Task objective: Please count the lines below that contain the string "arrow" and give only the number.

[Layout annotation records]

>>>>

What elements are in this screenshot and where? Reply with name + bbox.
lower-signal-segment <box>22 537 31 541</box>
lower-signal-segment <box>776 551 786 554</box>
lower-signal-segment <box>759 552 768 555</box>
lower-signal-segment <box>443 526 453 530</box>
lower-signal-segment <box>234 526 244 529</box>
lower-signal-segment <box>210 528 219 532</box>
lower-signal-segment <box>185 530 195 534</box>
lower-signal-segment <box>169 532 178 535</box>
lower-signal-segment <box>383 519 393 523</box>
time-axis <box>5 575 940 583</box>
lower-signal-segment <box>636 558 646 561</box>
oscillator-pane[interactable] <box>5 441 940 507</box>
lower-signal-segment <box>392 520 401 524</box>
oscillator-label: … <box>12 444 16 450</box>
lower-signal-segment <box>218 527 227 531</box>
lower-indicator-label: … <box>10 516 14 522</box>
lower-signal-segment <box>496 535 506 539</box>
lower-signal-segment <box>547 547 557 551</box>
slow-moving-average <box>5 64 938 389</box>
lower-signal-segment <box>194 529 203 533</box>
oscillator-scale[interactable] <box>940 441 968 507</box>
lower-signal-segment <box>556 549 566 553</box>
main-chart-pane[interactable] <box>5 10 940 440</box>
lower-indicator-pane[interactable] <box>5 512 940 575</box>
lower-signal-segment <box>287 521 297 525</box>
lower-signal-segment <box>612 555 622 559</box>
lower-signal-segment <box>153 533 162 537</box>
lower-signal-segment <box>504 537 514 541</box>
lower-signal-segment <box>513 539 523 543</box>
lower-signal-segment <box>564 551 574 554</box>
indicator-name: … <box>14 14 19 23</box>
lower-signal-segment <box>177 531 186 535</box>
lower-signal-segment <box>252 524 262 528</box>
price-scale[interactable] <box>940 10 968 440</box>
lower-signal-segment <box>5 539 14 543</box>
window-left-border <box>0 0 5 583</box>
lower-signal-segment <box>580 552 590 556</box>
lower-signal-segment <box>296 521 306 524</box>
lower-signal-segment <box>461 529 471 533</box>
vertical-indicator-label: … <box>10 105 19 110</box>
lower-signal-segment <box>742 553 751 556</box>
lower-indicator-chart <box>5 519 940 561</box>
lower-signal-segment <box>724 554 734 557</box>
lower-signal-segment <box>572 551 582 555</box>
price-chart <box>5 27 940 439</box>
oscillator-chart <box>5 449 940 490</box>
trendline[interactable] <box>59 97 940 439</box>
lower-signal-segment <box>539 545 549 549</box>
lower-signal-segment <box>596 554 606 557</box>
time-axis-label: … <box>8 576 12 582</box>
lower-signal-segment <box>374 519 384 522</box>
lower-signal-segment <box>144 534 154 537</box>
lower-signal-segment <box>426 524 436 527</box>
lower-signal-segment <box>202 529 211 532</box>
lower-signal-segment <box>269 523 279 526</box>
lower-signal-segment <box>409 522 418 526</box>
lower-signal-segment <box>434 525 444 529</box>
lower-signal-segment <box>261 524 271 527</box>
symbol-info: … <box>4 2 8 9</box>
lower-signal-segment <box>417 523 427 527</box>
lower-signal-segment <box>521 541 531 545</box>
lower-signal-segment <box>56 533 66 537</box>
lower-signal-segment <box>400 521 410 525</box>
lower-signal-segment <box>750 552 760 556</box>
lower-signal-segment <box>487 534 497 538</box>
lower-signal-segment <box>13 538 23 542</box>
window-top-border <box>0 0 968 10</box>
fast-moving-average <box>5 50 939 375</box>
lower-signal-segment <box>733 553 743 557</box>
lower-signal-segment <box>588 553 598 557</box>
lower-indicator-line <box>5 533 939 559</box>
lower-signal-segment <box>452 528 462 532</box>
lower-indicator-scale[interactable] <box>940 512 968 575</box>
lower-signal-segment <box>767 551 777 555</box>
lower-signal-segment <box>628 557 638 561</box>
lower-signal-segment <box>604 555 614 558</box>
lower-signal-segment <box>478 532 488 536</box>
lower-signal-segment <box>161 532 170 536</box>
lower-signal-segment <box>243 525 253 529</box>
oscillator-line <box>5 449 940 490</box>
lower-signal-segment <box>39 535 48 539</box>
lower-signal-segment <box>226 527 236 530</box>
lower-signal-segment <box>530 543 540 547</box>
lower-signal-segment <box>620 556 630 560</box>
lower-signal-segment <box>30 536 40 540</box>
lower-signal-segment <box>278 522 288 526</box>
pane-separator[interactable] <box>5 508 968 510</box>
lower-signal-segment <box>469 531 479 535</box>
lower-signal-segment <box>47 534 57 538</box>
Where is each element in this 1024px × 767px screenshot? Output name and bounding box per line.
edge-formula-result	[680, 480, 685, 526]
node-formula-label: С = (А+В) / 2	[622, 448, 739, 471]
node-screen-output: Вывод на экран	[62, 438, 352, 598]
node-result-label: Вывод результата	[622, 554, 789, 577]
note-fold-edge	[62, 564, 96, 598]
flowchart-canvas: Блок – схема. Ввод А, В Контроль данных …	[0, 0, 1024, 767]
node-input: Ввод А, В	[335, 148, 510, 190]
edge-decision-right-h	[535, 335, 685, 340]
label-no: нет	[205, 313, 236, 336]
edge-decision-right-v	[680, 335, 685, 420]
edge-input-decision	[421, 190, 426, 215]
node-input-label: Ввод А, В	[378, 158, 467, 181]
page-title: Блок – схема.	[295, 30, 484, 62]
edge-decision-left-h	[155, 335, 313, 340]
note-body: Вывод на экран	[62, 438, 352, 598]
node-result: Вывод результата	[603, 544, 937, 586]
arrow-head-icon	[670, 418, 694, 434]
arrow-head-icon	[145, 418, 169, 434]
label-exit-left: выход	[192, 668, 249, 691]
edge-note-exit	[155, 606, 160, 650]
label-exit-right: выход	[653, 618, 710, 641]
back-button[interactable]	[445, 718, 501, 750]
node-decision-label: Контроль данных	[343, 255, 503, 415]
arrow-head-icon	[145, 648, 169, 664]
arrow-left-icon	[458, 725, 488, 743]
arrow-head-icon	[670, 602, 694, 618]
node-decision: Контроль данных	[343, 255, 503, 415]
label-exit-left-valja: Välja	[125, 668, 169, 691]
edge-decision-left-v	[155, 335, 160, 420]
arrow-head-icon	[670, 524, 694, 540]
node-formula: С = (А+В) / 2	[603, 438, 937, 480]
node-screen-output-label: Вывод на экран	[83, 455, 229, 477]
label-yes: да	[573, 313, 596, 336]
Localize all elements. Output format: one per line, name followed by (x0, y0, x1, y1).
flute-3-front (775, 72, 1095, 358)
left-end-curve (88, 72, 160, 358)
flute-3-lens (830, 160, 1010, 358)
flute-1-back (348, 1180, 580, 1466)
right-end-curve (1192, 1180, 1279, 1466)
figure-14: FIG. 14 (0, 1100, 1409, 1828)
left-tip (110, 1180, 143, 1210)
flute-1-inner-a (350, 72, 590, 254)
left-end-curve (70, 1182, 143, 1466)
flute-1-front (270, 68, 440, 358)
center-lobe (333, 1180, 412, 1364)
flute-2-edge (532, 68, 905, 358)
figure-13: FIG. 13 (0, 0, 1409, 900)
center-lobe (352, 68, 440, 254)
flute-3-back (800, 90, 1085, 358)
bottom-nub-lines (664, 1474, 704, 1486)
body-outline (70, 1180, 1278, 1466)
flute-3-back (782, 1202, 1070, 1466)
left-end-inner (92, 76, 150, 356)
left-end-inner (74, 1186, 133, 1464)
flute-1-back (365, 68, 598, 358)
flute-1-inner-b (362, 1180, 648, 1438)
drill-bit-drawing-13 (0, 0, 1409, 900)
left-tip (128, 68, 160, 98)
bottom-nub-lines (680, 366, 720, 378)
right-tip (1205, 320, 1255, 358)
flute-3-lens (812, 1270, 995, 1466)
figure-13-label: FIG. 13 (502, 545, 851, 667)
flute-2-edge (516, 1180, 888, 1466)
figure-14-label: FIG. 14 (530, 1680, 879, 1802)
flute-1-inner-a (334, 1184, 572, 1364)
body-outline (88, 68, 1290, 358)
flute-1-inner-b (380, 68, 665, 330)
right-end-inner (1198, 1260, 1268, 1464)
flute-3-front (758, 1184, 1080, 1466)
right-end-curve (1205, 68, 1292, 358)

<<<<

Answer in full: 6